● What the exercise asks: From the listing below, extract every line in which the word "this" appears.

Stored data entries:
+++

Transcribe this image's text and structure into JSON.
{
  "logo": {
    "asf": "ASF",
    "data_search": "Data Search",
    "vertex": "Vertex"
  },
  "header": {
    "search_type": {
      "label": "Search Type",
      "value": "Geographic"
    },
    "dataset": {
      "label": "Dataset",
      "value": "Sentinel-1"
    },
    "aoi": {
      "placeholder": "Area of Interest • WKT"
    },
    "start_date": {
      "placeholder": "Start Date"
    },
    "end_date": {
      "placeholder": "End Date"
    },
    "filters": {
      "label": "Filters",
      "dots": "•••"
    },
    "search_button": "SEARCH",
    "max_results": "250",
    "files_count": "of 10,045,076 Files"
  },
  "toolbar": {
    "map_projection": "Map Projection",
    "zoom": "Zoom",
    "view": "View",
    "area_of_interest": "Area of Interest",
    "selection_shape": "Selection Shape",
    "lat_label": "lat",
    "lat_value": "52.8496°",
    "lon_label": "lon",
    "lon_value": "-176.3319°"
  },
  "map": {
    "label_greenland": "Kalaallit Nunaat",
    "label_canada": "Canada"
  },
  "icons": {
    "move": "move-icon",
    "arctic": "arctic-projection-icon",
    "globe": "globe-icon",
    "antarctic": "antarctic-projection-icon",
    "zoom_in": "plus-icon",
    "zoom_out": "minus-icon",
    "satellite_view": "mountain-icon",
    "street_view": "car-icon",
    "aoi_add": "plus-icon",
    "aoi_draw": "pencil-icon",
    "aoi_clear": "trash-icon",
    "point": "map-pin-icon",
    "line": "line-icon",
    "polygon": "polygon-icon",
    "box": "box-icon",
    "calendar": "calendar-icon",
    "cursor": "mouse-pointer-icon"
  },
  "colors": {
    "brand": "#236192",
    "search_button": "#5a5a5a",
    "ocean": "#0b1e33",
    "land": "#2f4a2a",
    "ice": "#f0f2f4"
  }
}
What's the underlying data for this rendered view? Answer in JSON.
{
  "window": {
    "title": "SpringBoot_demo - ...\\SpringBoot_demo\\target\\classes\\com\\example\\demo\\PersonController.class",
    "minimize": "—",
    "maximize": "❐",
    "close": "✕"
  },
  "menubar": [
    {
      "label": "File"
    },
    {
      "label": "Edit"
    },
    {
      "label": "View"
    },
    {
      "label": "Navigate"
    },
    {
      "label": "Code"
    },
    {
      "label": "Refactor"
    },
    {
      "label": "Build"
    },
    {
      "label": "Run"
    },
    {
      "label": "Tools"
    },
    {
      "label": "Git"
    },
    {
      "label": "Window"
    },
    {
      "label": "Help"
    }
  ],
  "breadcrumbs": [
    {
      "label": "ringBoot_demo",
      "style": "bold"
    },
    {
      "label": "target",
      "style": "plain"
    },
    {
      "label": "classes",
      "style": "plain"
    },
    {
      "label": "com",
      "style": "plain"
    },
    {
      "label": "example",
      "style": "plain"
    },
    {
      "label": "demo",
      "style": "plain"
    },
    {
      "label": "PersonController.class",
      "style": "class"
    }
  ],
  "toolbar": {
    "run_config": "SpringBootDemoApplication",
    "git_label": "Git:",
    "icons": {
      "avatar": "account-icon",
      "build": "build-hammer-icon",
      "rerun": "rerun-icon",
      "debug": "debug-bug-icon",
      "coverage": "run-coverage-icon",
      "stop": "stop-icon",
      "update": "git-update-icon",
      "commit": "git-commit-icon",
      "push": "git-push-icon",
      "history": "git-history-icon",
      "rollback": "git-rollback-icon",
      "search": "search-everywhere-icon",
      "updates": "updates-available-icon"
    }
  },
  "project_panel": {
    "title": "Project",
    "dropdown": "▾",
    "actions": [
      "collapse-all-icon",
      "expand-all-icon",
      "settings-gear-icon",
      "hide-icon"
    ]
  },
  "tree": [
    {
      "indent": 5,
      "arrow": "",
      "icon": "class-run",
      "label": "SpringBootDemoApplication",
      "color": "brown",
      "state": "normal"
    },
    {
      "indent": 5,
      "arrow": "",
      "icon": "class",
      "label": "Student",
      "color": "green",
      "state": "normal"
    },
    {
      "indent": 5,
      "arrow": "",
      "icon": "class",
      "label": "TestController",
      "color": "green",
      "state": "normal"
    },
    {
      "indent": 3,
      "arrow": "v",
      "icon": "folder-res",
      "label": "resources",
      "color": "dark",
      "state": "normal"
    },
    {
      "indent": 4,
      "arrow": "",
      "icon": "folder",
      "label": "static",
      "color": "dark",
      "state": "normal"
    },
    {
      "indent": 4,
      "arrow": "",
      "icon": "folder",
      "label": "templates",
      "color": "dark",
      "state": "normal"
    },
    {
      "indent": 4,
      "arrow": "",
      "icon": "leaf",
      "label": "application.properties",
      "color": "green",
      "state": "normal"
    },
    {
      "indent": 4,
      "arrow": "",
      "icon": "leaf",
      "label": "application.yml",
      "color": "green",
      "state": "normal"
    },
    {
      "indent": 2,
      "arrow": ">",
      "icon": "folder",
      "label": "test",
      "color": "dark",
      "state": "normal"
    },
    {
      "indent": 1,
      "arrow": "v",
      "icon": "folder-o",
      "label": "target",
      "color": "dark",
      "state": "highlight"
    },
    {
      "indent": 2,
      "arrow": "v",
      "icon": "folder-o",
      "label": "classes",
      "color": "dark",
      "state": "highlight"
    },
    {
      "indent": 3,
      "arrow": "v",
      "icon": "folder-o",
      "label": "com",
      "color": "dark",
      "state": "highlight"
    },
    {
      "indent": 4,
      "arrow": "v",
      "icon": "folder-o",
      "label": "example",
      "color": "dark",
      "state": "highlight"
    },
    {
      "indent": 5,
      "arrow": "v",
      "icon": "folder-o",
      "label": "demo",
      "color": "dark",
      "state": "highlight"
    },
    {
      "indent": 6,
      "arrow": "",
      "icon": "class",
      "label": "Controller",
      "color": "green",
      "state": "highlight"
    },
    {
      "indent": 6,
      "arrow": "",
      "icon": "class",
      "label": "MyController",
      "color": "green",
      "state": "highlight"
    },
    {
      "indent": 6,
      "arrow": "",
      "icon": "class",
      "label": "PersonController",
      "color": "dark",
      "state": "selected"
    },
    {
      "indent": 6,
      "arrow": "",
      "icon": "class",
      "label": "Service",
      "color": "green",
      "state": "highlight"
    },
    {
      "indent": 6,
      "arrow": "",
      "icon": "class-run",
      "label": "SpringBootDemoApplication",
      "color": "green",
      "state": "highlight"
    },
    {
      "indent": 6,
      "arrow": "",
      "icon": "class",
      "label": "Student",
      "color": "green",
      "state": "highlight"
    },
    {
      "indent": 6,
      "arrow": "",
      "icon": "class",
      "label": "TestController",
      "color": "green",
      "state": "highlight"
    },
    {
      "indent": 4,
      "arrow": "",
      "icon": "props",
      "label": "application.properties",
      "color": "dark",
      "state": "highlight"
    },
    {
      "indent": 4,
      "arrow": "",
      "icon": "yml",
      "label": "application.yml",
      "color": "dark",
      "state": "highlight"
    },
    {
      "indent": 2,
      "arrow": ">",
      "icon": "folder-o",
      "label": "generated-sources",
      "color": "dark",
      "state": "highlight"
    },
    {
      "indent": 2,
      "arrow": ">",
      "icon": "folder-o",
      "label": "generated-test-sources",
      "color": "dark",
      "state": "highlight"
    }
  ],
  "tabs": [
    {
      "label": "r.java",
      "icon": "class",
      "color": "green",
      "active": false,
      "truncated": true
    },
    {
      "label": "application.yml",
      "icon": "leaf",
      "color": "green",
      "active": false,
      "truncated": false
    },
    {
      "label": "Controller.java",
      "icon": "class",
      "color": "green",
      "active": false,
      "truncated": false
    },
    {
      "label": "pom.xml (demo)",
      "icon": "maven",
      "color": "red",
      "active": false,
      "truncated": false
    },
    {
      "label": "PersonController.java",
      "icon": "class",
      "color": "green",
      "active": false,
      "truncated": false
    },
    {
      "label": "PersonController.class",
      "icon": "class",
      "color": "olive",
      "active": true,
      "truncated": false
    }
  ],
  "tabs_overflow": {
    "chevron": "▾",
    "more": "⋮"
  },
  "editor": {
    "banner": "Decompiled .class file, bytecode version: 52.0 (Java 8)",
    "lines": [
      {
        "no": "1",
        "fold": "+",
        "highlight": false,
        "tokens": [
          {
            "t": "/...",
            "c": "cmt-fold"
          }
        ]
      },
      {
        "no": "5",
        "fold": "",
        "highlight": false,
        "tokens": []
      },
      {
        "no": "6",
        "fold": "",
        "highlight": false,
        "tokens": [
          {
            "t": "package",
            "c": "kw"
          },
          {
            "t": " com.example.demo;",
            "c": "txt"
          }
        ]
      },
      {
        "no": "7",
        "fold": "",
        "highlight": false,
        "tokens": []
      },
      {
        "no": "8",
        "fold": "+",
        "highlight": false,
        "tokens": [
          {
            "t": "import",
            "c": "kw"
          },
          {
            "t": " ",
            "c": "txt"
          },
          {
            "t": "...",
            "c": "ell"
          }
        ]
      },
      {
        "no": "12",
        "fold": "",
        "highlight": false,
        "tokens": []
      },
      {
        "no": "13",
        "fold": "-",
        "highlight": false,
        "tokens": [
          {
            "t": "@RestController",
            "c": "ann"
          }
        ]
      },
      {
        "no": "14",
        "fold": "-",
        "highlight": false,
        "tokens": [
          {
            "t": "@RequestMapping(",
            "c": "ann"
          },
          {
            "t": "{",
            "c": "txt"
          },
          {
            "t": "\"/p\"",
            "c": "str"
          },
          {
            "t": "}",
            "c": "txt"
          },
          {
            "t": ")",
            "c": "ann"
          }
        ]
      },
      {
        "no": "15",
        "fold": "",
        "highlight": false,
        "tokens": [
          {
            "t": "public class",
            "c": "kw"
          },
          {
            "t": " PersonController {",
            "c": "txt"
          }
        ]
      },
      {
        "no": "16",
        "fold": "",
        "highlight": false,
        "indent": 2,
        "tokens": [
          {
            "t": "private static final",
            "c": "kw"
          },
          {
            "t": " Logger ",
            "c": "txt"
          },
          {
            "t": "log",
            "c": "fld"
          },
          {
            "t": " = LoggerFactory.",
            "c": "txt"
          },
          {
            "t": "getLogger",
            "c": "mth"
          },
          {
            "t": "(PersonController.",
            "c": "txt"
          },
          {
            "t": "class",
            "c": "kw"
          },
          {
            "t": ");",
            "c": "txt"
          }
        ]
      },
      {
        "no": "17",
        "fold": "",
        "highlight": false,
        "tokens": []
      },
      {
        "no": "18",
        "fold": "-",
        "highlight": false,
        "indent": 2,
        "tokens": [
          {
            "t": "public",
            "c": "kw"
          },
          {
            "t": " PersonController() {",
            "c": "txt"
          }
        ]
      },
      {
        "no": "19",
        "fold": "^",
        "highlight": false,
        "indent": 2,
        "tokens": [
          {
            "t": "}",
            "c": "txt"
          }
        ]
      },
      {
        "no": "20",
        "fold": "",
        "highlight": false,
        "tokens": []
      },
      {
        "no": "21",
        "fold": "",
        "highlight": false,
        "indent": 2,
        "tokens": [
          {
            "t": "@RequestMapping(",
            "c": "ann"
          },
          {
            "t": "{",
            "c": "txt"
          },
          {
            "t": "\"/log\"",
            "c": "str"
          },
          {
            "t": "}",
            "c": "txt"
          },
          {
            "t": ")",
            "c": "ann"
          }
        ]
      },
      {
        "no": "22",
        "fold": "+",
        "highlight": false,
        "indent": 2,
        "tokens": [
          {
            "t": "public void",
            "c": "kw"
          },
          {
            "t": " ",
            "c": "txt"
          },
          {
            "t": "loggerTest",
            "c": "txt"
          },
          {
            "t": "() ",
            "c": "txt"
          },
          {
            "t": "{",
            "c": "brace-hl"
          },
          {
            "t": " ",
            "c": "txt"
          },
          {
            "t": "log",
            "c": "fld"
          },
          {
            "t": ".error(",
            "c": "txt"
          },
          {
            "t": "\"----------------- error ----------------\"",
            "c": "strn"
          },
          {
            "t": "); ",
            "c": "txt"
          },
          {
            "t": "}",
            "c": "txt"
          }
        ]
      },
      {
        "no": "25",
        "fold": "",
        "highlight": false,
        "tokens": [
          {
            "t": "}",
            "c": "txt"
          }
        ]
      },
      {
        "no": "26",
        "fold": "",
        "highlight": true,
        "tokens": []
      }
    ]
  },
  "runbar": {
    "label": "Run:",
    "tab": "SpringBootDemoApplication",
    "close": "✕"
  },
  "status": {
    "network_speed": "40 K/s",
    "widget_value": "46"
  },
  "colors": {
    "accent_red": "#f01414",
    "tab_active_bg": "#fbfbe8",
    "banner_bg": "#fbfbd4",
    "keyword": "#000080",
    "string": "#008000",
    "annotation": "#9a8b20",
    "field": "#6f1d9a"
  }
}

+++

● Result of the task:
Transcribe this image's text and structure into JSON.
What's the underlying data for this rendered view? Answer in JSON.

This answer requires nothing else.